(Beginning of EXTRACT PROVIDED)
Pinchback first came to the Searcy community in 2001 when her husband, Keith, took at job with Arkansas State University-Beebe. Born in Forrest City, Pinchback and her husband both grew up in Jonesboro and consider it home.
After graduating from Jonesboro High School and attending Arkansas State University to major in psychology, Pinchback found a niche in bank marketing. She quickly worked her way up to marketing director at Simmons First Bank in Jonesboro before she and her husband moved to Helena in 1990. When the couple had their daughter, Ainsley, in 1996, it was back to Jonesboro to be near family, where they remained until the move to Searcy in 2001.
“My family moved in July, and we entered the community as it was still grieving after the loss of Dr. Elliott,” Pinchback said. “I never got to meet him, but it was amazing to see how one man had affected the whole community.”
Dr. Robert E. Elliott, a Searcy radiologist and community leader, had begun showing signs of depression and died by suicide in 2001. In his memory, close friends and family created the Dr. Robert E. Elliott Foundation to help raise awareness of depression and suicide in the community.
When the foundation’s longtime executive director retired in 2010, another prayer of Pinchback’s was answered.
“I had been working at White County Medical Center, but I wanted to spend more time at home, so I put in my notice,” Pinchback said. “That’s when Mrs. Elliott called.”
The job of executive director not only allowed Pinchback to work from home; it let her draw from her own struggles with depression to help educate others.
“I battled severe depression as a teen,” Pinchback said. “In the late ’70s and early ’80s, you didn’t talk about things like that. There was so much shame.”
Pinchback said she was blessed with parents who supported her, but that her family didn’t have the information on teen depression that they do now.
“Faith especially helped with the depression I went through,” said Pinchback, whose family attends First United Methodist Church in Searcy. “If it hadn’t been for my faith, I probably would have had more thoughts of suicide.”
Because of her experiences as a teen, Pinchback has helped guide the Elliott Foundation into working more with Searcy-area schools to promote awareness of depression, bullying and self-injury. Pinchback is currently working with the Searcy Public Schools to develop a lesson plan that will be presented to high school students this spring. The foundation is also working with students in the Searcy High School East Lab, where students are creating public-service announcements on depression to help educate their peers.
(End of EXTRACT PROVIDED)
TASKS AND EXERCISES -
• A. What position did Pinchback reach at Simmons First Bank in Jonesboro, according to the profile of Pinchback?
• B. Set down the profile of Pinchback word for word between "Dr. Robert E. Elliott, a" and "in the community.", inclusive.
• C. Resume the profile of Pinchback, beginning right after its last sentence.
(Beginning of SOURCE INFORMATION)
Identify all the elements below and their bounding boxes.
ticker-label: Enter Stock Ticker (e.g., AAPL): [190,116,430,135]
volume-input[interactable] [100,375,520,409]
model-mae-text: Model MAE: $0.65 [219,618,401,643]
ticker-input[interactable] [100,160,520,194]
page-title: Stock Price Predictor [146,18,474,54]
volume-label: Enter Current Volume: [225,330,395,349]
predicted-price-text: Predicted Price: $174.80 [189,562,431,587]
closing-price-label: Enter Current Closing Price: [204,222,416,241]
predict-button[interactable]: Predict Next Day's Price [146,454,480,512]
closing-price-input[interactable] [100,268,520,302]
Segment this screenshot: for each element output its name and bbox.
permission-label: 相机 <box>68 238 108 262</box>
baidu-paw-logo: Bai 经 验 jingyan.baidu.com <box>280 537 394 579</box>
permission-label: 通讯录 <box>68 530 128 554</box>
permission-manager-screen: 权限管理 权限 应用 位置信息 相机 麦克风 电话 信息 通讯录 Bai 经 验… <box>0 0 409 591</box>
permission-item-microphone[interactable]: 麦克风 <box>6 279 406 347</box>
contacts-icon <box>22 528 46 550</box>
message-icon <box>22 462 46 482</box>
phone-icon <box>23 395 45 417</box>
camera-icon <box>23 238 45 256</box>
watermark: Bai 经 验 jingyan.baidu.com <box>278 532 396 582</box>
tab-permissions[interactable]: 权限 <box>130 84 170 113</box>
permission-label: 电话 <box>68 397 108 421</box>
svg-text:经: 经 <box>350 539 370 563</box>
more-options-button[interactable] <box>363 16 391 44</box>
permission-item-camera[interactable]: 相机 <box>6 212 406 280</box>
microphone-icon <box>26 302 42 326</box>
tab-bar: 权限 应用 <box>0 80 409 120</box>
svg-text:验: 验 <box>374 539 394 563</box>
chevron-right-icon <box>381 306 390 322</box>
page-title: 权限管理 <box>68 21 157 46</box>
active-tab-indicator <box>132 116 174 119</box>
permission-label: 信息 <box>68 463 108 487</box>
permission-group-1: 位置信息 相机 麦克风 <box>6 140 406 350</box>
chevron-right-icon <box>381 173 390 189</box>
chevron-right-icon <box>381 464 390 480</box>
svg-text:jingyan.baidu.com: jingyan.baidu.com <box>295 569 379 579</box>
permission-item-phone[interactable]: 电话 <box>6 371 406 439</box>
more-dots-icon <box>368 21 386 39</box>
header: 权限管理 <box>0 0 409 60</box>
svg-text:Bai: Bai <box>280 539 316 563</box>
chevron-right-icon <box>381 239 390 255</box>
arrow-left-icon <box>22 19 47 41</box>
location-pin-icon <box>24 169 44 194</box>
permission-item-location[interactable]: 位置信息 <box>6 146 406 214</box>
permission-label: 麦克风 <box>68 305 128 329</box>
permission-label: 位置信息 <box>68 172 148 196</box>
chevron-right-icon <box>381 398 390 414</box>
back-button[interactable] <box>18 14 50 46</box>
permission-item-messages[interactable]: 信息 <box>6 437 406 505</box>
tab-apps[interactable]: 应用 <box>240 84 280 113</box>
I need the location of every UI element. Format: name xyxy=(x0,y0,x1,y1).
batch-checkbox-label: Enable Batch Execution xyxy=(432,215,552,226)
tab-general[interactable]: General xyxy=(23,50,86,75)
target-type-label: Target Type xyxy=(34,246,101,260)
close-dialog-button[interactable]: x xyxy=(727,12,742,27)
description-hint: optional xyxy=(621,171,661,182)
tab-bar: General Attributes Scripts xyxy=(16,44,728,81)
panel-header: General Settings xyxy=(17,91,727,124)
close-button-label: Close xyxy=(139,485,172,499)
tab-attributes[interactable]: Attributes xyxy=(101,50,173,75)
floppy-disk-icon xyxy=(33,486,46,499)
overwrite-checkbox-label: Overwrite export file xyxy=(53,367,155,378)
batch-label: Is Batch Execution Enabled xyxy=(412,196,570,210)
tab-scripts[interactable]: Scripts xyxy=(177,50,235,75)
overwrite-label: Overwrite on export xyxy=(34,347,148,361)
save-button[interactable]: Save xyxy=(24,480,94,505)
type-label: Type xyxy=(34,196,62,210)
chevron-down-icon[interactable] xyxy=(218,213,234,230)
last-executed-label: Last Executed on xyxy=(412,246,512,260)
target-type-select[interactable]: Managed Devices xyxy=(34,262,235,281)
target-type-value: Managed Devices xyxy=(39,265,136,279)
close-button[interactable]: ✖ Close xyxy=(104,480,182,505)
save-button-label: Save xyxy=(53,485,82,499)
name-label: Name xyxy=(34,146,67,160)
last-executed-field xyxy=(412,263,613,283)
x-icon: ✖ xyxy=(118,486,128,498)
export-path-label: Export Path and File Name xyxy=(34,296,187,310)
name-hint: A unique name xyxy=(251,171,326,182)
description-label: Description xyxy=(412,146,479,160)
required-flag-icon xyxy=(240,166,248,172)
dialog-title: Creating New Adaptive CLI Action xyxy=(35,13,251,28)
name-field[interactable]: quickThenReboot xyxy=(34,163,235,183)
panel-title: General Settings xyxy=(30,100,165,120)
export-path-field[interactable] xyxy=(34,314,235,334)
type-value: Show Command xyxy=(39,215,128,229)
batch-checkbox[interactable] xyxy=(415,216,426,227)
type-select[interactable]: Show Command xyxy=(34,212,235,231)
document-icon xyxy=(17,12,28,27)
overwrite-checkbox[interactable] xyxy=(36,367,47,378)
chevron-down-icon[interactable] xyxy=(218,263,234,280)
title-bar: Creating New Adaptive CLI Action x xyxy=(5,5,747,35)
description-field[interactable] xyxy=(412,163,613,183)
(End of SOURCE INFORMATION)
TASK ANSWERS -
• A. Marketing director

• B.
Dr. Robert E. Elliott, a Searcy radiologist and community leader, had begun showing signs of depression and died by suicide in 2001. In his memory, close friends and family created the Dr. Robert E. Elliott Foundation to help raise awareness of depression and suicide in the community.

• C.
Pinchback said that if these resources been available when she was a teen, she would have felt more at ease about what she was experiencing.
“People suffering from depression are not damaged or defective,” Pinchback said. “It’s an illness like high blood pressure or diabetes. People need to know it’s a clinical illness.”
In the next few years, Pinchback has many goals for the foundation, including increasing the organization’s work with high school students and possibly expanding the program out of White County.
“I want people to hear the name ‘Elliott Foundation’ and know exactly what it is we do,” Pinchback said.
Pinchback said some people get confused and think the foundation is a crisis center, rather than an educational resource.
“We have a line people can call, and we can set them up with customized packets with literature and a provider list, depending on the situation,” Pinchback said.
The foundation also sponsors free depression screenings at many community events and a monthly Survivors of Suicide meeting.
“We want to provide people with as much support and information as possible,” Pinchback said.
When speaking with people who come to the foundation, and especially to teens, Pinchback said she regularly draws on her own experiences with depression as a teen.
“They need to know it does get better,” Pinchback said. “I know the dark days, but I want to give them hope and encouragement.”